Objective: Copy out the whole listing exactly as written, leaving the pictures behind.

►

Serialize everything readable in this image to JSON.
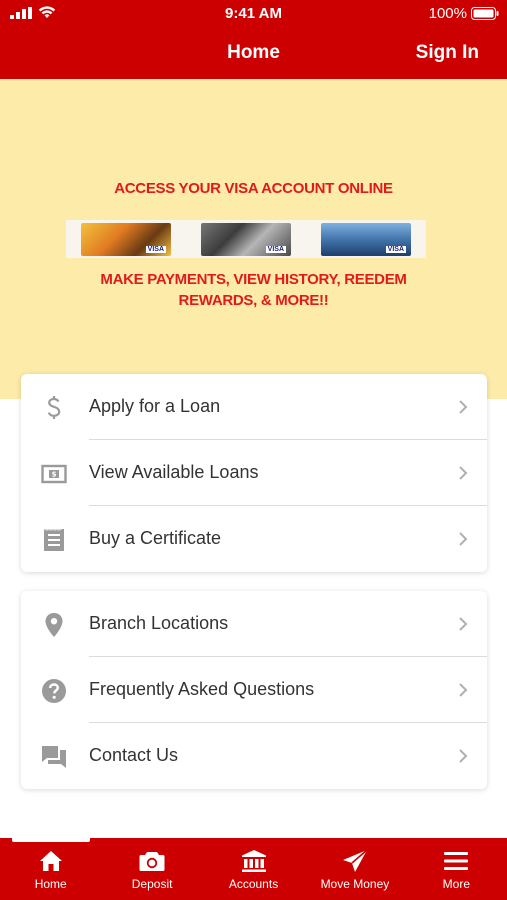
{
  "status_bar": {
    "time": "9:41 AM",
    "battery": "100%"
  },
  "nav": {
    "title": "Home",
    "sign_in": "Sign In"
  },
  "banner": {
    "line1": "ACCESS YOUR VISA ACCOUNT ONLINE",
    "line2a": "MAKE PAYMENTS, VIEW HISTORY, REEDEM",
    "line2b": "REWARDS, & MORE!!",
    "card_brand": "VISA"
  },
  "menu_group_1": [
    {
      "label": "Apply for a Loan",
      "icon": "dollar-icon"
    },
    {
      "label": "View Available Loans",
      "icon": "bill-icon"
    },
    {
      "label": "Buy a Certificate",
      "icon": "certificate-icon"
    }
  ],
  "menu_group_2": [
    {
      "label": "Branch Locations",
      "icon": "location-pin-icon"
    },
    {
      "label": "Frequently Asked Questions",
      "icon": "help-circle-icon"
    },
    {
      "label": "Contact Us",
      "icon": "chat-icon"
    }
  ],
  "tabs": [
    {
      "label": "Home",
      "icon": "home-icon"
    },
    {
      "label": "Deposit",
      "icon": "camera-icon"
    },
    {
      "label": "Accounts",
      "icon": "bank-icon"
    },
    {
      "label": "Move Money",
      "icon": "send-icon"
    },
    {
      "label": "More",
      "icon": "menu-icon"
    }
  ],
  "colors": {
    "brand_red": "#cc0000",
    "banner_bg": "#fdebaa",
    "banner_text": "#e01b1b",
    "icon_gray": "#9a9a9a"
  }
}
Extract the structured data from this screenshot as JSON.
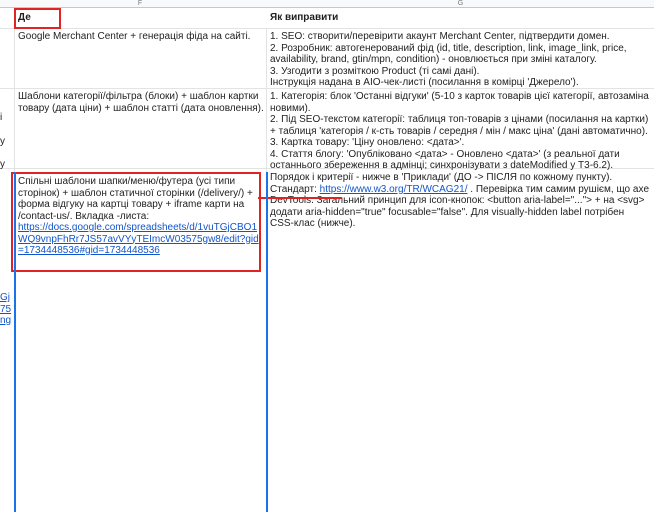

◄

Written answer:
Serialize everything readable in this image to JSON.
{
  "status_bar": {
    "time": "9:41 AM",
    "battery": "100%"
  },
  "nav": {
    "title": "Home",
    "sign_in": "Sign In"
  },
  "banner": {
    "line1": "ACCESS YOUR VISA ACCOUNT ONLINE",
    "line2a": "MAKE PAYMENTS, VIEW HISTORY, REEDEM",
    "line2b": "REWARDS, & MORE!!",
    "card_brand": "VISA"
  },
  "menu_group_1": [
    {
      "label": "Apply for a Loan",
      "icon": "dollar-icon"
    },
    {
      "label": "View Available Loans",
      "icon": "bill-icon"
    },
    {
      "label": "Buy a Certificate",
      "icon": "certificate-icon"
    }
  ],
  "menu_group_2": [
    {
      "label": "Branch Locations",
      "icon": "location-pin-icon"
    },
    {
      "label": "Frequently Asked Questions",
      "icon": "help-circle-icon"
    },
    {
      "label": "Contact Us",
      "icon": "chat-icon"
    }
  ],
  "tabs": [
    {
      "label": "Home",
      "icon": "home-icon"
    },
    {
      "label": "Deposit",
      "icon": "camera-icon"
    },
    {
      "label": "Accounts",
      "icon": "bank-icon"
    },
    {
      "label": "Move Money",
      "icon": "send-icon"
    },
    {
      "label": "More",
      "icon": "menu-icon"
    }
  ],
  "colors": {
    "brand_red": "#cc0000",
    "banner_bg": "#fdebaa",
    "banner_text": "#e01b1b",
    "icon_gray": "#9a9a9a"
  }
}
Extract the structured data from this screenshot as JSON.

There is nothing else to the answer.